Report only how many lines of the entries below contain the string "муниципальными".
***
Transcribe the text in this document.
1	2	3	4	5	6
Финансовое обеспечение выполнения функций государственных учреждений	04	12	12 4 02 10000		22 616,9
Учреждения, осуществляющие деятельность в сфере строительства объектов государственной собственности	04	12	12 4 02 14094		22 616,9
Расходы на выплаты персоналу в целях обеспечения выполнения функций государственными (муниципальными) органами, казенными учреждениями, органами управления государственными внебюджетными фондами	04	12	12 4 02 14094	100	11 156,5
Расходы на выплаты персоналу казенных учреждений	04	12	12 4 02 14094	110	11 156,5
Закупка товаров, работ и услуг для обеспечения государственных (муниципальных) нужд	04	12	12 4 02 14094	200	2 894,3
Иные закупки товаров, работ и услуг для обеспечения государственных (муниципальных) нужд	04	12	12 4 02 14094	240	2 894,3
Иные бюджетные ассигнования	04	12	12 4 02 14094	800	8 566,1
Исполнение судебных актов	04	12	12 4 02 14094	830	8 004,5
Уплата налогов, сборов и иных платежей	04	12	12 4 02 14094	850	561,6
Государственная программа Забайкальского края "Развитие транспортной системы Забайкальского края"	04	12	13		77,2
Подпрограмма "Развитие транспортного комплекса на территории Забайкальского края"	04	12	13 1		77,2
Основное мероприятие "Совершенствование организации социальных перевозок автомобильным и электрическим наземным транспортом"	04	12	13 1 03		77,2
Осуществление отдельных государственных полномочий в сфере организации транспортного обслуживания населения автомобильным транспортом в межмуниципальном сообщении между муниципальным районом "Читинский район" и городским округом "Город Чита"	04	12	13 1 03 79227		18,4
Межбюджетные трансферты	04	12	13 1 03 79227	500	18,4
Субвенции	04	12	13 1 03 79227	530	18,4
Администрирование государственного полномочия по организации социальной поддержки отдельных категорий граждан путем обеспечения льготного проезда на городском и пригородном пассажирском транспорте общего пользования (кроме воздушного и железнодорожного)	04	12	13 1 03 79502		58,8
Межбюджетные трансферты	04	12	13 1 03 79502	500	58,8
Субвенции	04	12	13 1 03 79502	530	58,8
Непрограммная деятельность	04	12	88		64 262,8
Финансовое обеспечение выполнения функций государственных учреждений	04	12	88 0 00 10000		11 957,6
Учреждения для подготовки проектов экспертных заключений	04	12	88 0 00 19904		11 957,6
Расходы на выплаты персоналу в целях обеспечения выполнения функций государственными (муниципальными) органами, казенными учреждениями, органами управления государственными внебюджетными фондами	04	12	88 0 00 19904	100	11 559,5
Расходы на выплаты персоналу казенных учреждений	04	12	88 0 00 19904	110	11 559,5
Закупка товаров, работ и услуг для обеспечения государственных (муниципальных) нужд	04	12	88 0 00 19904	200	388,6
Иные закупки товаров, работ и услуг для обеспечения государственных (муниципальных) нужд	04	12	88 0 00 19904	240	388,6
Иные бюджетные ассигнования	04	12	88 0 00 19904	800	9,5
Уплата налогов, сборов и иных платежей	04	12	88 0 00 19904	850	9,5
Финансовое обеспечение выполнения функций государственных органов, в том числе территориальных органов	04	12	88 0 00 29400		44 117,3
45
***
*Written response*. 2